++++ Input material ++++

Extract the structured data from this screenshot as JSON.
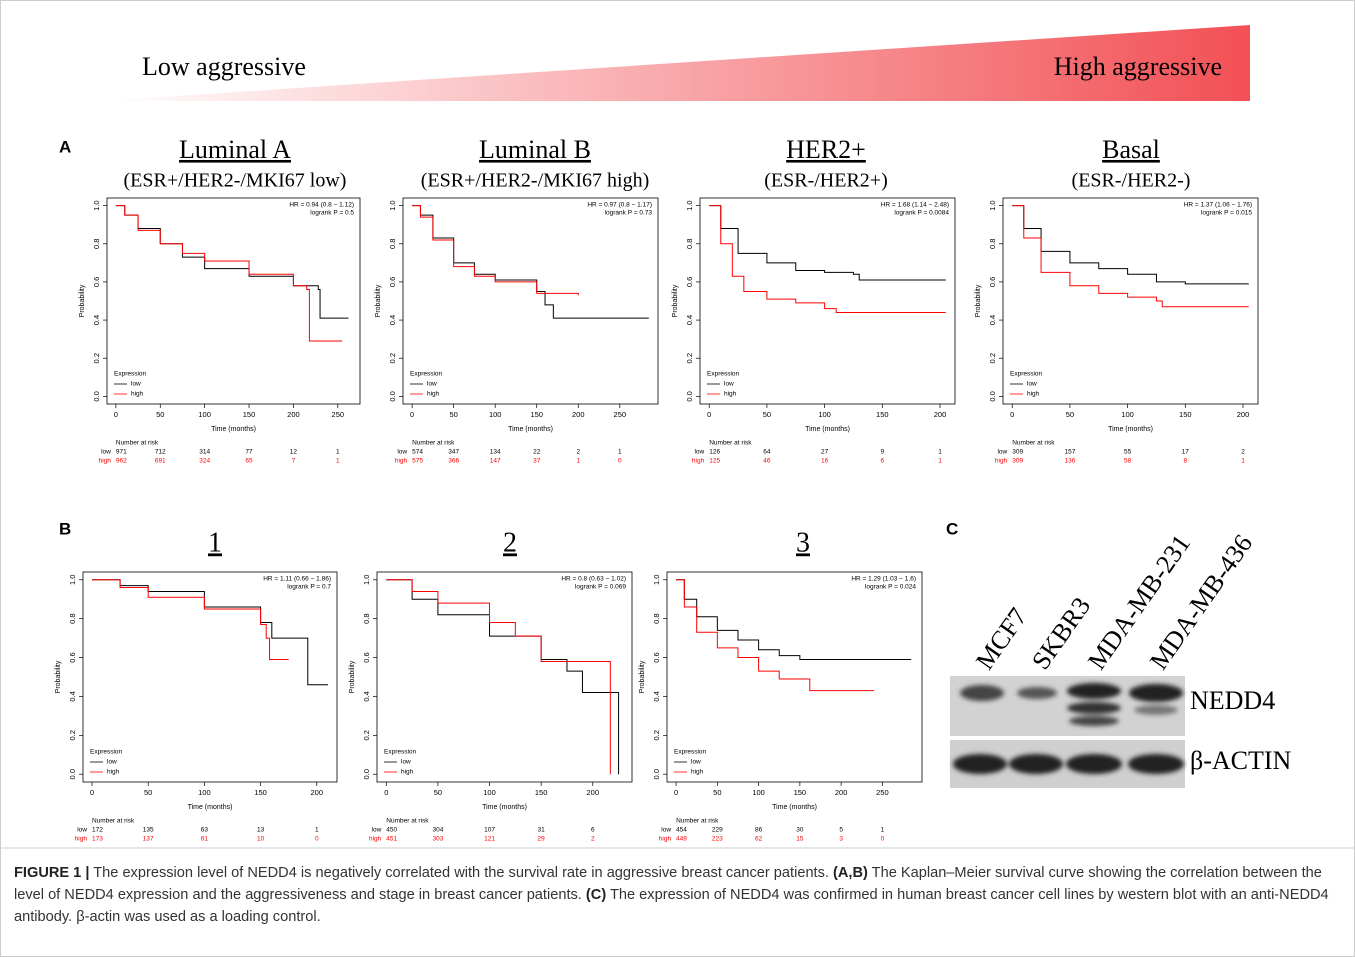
{
  "gradient": {
    "left": "Low aggressive",
    "right": "High aggressive"
  },
  "panels": [
    "A",
    "B",
    "C"
  ],
  "chart_data": [
    {
      "type": "line",
      "title": "Luminal A",
      "subtitle": "(ESR+/HER2-/MKI67 low)",
      "xlabel": "Time (months)",
      "ylabel": "Probability",
      "hr": "HR = 0.94 (0.8 − 1.12)",
      "logrank": "logrank P = 0.5",
      "legend_title": "Expression",
      "xlim": [
        -10,
        275
      ],
      "xticks": [
        0,
        50,
        100,
        150,
        200,
        250
      ],
      "ylim": [
        -0.04,
        1.04
      ],
      "yticks": [
        {
          "value": 0,
          "label": "0.0"
        },
        0.2,
        0.4,
        0.6,
        0.8,
        {
          "value": 1,
          "label": "1.0"
        }
      ],
      "series": [
        {
          "name": "low",
          "color": "#000000",
          "x": [
            0,
            10,
            25,
            50,
            75,
            100,
            150,
            200,
            228,
            230,
            262
          ],
          "values": [
            1,
            0.95,
            0.88,
            0.8,
            0.73,
            0.67,
            0.63,
            0.58,
            0.56,
            0.41,
            0.41
          ]
        },
        {
          "name": "high",
          "color": "#ff0000",
          "x": [
            0,
            10,
            25,
            50,
            75,
            100,
            150,
            200,
            215,
            218,
            255
          ],
          "values": [
            1,
            0.95,
            0.87,
            0.8,
            0.75,
            0.71,
            0.64,
            0.58,
            0.56,
            0.29,
            0.29
          ]
        }
      ],
      "risk_table": {
        "title": "Number at risk",
        "low": [
          "971",
          "712",
          "314",
          "77",
          "12",
          "1"
        ],
        "high": [
          "962",
          "691",
          "324",
          "65",
          "7",
          "1"
        ]
      }
    },
    {
      "type": "line",
      "title": "Luminal B",
      "subtitle": "(ESR+/HER2-/MKI67 high)",
      "xlabel": "Time (months)",
      "ylabel": "Probability",
      "hr": "HR = 0.97 (0.8 − 1.17)",
      "logrank": "logrank P = 0.73",
      "legend_title": "Expression",
      "xlim": [
        -11,
        296
      ],
      "xticks": [
        0,
        50,
        100,
        150,
        200,
        250
      ],
      "ylim": [
        -0.04,
        1.04
      ],
      "yticks": [
        {
          "value": 0,
          "label": "0.0"
        },
        0.2,
        0.4,
        0.6,
        0.8,
        {
          "value": 1,
          "label": "1.0"
        }
      ],
      "series": [
        {
          "name": "low",
          "color": "#000000",
          "x": [
            0,
            10,
            25,
            50,
            75,
            100,
            150,
            160,
            170,
            285
          ],
          "values": [
            1,
            0.95,
            0.83,
            0.7,
            0.64,
            0.61,
            0.55,
            0.48,
            0.41,
            0.41
          ]
        },
        {
          "name": "high",
          "color": "#ff0000",
          "x": [
            0,
            10,
            25,
            50,
            75,
            100,
            150,
            200
          ],
          "values": [
            1,
            0.94,
            0.82,
            0.68,
            0.63,
            0.6,
            0.54,
            0.53
          ]
        }
      ],
      "risk_table": {
        "title": "Number at risk",
        "low": [
          "574",
          "347",
          "134",
          "22",
          "2",
          "1"
        ],
        "high": [
          "575",
          "366",
          "147",
          "37",
          "1",
          "0"
        ]
      }
    },
    {
      "type": "line",
      "title": "HER2+",
      "subtitle": "(ESR-/HER2+)",
      "xlabel": "Time (months)",
      "ylabel": "Probability",
      "hr": "HR = 1.68 (1.14 − 2.48)",
      "logrank": "logrank P = 0.0084",
      "legend_title": "Expression",
      "xlim": [
        -8,
        213
      ],
      "xticks": [
        0,
        50,
        100,
        150,
        200
      ],
      "ylim": [
        -0.04,
        1.04
      ],
      "yticks": [
        {
          "value": 0,
          "label": "0.0"
        },
        0.2,
        0.4,
        0.6,
        0.8,
        {
          "value": 1,
          "label": "1.0"
        }
      ],
      "series": [
        {
          "name": "low",
          "color": "#000000",
          "x": [
            0,
            10,
            25,
            50,
            75,
            100,
            125,
            130,
            205
          ],
          "values": [
            1,
            0.88,
            0.75,
            0.7,
            0.66,
            0.65,
            0.64,
            0.61,
            0.61
          ]
        },
        {
          "name": "high",
          "color": "#ff0000",
          "x": [
            0,
            10,
            20,
            30,
            50,
            75,
            100,
            110,
            205
          ],
          "values": [
            1,
            0.8,
            0.63,
            0.55,
            0.51,
            0.49,
            0.46,
            0.44,
            0.44
          ]
        }
      ],
      "risk_table": {
        "title": "Number at risk",
        "low": [
          "126",
          "64",
          "27",
          "9",
          "1"
        ],
        "high": [
          "125",
          "46",
          "16",
          "6",
          "1"
        ]
      }
    },
    {
      "type": "line",
      "title": "Basal",
      "subtitle": "(ESR-/HER2-)",
      "xlabel": "Time (months)",
      "ylabel": "Probability",
      "hr": "HR = 1.37 (1.06 − 1.76)",
      "logrank": "logrank P = 0.015",
      "legend_title": "Expression",
      "xlim": [
        -8,
        213
      ],
      "xticks": [
        0,
        50,
        100,
        150,
        200
      ],
      "ylim": [
        -0.04,
        1.04
      ],
      "yticks": [
        {
          "value": 0,
          "label": "0.0"
        },
        0.2,
        0.4,
        0.6,
        0.8,
        {
          "value": 1,
          "label": "1.0"
        }
      ],
      "series": [
        {
          "name": "low",
          "color": "#000000",
          "x": [
            0,
            10,
            25,
            50,
            75,
            100,
            125,
            150,
            205
          ],
          "values": [
            1,
            0.88,
            0.76,
            0.7,
            0.67,
            0.64,
            0.6,
            0.59,
            0.59
          ]
        },
        {
          "name": "high",
          "color": "#ff0000",
          "x": [
            0,
            10,
            25,
            50,
            75,
            100,
            125,
            130,
            205
          ],
          "values": [
            1,
            0.83,
            0.65,
            0.58,
            0.54,
            0.52,
            0.5,
            0.47,
            0.47
          ]
        }
      ],
      "risk_table": {
        "title": "Number at risk",
        "low": [
          "309",
          "157",
          "55",
          "17",
          "2"
        ],
        "high": [
          "309",
          "136",
          "58",
          "8",
          "1"
        ]
      }
    },
    {
      "type": "line",
      "title": "1",
      "xlabel": "Time (months)",
      "ylabel": "Probability",
      "hr": "HR = 1.11 (0.66 − 1.86)",
      "logrank": "logrank P = 0.7",
      "legend_title": "Expression",
      "xlim": [
        -8,
        218
      ],
      "xticks": [
        0,
        50,
        100,
        150,
        200
      ],
      "ylim": [
        -0.04,
        1.04
      ],
      "yticks": [
        {
          "value": 0,
          "label": "0.0"
        },
        0.2,
        0.4,
        0.6,
        0.8,
        {
          "value": 1,
          "label": "1.0"
        }
      ],
      "series": [
        {
          "name": "low",
          "color": "#000000",
          "x": [
            0,
            25,
            50,
            100,
            150,
            160,
            190,
            192,
            210
          ],
          "values": [
            1,
            0.97,
            0.94,
            0.86,
            0.78,
            0.7,
            0.7,
            0.46,
            0.46
          ]
        },
        {
          "name": "high",
          "color": "#ff0000",
          "x": [
            0,
            25,
            50,
            100,
            150,
            155,
            158,
            175
          ],
          "values": [
            1,
            0.96,
            0.91,
            0.85,
            0.77,
            0.7,
            0.59,
            0.59
          ]
        }
      ],
      "risk_table": {
        "title": "Number at risk",
        "low": [
          "172",
          "135",
          "63",
          "13",
          "1"
        ],
        "high": [
          "173",
          "137",
          "61",
          "10",
          "0"
        ]
      }
    },
    {
      "type": "line",
      "title": "2",
      "xlabel": "Time (months)",
      "ylabel": "Probability",
      "hr": "HR = 0.8 (0.63 − 1.02)",
      "logrank": "logrank P = 0.069",
      "legend_title": "Expression",
      "xlim": [
        -9,
        238
      ],
      "xticks": [
        0,
        50,
        100,
        150,
        200
      ],
      "ylim": [
        -0.04,
        1.04
      ],
      "yticks": [
        {
          "value": 0,
          "label": "0.0"
        },
        0.2,
        0.4,
        0.6,
        0.8,
        {
          "value": 1,
          "label": "1.0"
        }
      ],
      "series": [
        {
          "name": "low",
          "color": "#000000",
          "x": [
            0,
            25,
            50,
            100,
            150,
            175,
            190,
            222,
            225
          ],
          "values": [
            1,
            0.9,
            0.82,
            0.71,
            0.59,
            0.53,
            0.42,
            0.42,
            0
          ]
        },
        {
          "name": "high",
          "color": "#ff0000",
          "x": [
            0,
            25,
            50,
            100,
            125,
            150,
            200,
            215,
            217
          ],
          "values": [
            1,
            0.94,
            0.88,
            0.78,
            0.71,
            0.58,
            0.58,
            0.58,
            0
          ]
        }
      ],
      "risk_table": {
        "title": "Number at risk",
        "low": [
          "450",
          "304",
          "107",
          "31",
          "6"
        ],
        "high": [
          "451",
          "303",
          "121",
          "29",
          "2"
        ]
      }
    },
    {
      "type": "line",
      "title": "3",
      "xlabel": "Time (months)",
      "ylabel": "Probability",
      "hr": "HR = 1.29 (1.03 − 1.6)",
      "logrank": "logrank P = 0.024",
      "legend_title": "Expression",
      "xlim": [
        -11,
        298
      ],
      "xticks": [
        0,
        50,
        100,
        150,
        200,
        250
      ],
      "ylim": [
        -0.04,
        1.04
      ],
      "yticks": [
        {
          "value": 0,
          "label": "0.0"
        },
        0.2,
        0.4,
        0.6,
        0.8,
        {
          "value": 1,
          "label": "1.0"
        }
      ],
      "series": [
        {
          "name": "low",
          "color": "#000000",
          "x": [
            0,
            10,
            25,
            50,
            75,
            100,
            125,
            150,
            285
          ],
          "values": [
            1,
            0.9,
            0.81,
            0.74,
            0.69,
            0.64,
            0.61,
            0.59,
            0.59
          ]
        },
        {
          "name": "high",
          "color": "#ff0000",
          "x": [
            0,
            10,
            25,
            50,
            75,
            100,
            125,
            160,
            162,
            240
          ],
          "values": [
            1,
            0.86,
            0.73,
            0.65,
            0.6,
            0.53,
            0.49,
            0.49,
            0.43,
            0.43
          ]
        }
      ],
      "risk_table": {
        "title": "Number at risk",
        "low": [
          "454",
          "229",
          "86",
          "30",
          "5",
          "1"
        ],
        "high": [
          "449",
          "223",
          "62",
          "15",
          "3",
          "0"
        ]
      }
    }
  ],
  "blot": {
    "cell_lines": [
      "MCF7",
      "SKBR3",
      "MDA-MB-231",
      "MDA-MB-436"
    ],
    "bands": [
      "NEDD4",
      "β-ACTIN"
    ]
  },
  "caption": {
    "label": "FIGURE 1 |",
    "text1": " The expression level of NEDD4 is negatively correlated with the survival rate in aggressive breast cancer patients. ",
    "ref1": "(A,B)",
    "text2": " The Kaplan–Meier survival curve showing the correlation between the level of NEDD4 expression and the aggressiveness and stage in breast cancer patients. ",
    "ref2": "(C)",
    "text3": " The expression of NEDD4 was confirmed in human breast cancer cell lines by western blot with an anti-NEDD4 antibody. β-actin was used as a loading control."
  }
}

++++

Task to complete: Show every line from the entries above in which the word "cancer" appears.

Solution to this problem:
    "text1": " The expression level of NEDD4 is negatively correlated with the survival rate in aggressive breast cancer patients. ",
    "text2": " The Kaplan–Meier survival curve showing the correlation between the level of NEDD4 expression and the aggressiveness and stage in breast cancer patients. ",
    "text3": " The expression of NEDD4 was confirmed in human breast cancer cell lines by western blot with an anti-NEDD4 antibody. β-actin was used as a loading control."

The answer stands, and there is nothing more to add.